What needs to be done – Using the data below, tally the lines that include the string "work". Only the number is wanted.

** start Excerpted records **

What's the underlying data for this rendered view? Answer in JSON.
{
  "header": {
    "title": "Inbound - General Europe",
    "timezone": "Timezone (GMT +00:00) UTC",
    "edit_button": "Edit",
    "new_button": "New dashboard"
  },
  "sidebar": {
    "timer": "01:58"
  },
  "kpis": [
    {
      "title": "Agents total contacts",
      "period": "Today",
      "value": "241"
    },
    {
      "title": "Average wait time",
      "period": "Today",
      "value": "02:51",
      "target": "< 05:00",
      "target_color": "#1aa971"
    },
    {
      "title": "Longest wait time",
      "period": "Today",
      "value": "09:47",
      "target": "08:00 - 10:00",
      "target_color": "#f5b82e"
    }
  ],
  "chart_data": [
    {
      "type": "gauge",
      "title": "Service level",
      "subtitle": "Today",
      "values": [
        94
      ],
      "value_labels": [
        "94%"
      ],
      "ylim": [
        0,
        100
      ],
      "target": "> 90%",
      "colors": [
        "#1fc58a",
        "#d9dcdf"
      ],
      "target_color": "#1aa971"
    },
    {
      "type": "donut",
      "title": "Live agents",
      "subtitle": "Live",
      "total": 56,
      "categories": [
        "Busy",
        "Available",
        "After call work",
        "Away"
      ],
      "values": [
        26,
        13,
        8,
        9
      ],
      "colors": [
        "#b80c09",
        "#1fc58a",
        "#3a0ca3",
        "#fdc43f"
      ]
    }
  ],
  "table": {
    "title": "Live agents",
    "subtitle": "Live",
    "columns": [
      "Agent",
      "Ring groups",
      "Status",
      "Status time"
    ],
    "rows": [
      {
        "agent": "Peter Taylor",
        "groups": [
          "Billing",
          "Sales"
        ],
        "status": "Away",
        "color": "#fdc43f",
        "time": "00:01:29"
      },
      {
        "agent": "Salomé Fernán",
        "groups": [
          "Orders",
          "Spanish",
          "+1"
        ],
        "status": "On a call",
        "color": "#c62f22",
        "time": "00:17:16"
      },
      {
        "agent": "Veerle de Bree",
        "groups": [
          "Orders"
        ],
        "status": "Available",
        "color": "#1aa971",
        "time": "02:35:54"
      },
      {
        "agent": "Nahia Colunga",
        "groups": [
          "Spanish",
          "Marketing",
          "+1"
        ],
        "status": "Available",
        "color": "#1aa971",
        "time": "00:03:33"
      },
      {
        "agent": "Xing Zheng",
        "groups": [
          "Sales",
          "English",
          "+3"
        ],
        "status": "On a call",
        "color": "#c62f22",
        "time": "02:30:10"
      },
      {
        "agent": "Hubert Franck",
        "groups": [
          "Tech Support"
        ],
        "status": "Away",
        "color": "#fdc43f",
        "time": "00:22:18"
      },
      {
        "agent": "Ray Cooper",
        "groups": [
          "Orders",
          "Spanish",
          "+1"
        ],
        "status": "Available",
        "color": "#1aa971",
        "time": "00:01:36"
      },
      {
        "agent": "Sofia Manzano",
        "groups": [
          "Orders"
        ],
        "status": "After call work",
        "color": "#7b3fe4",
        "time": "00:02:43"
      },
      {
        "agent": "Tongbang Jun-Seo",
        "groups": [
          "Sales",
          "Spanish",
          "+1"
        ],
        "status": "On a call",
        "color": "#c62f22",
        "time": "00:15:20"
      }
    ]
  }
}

** end Excerpted records **

Complete response – 2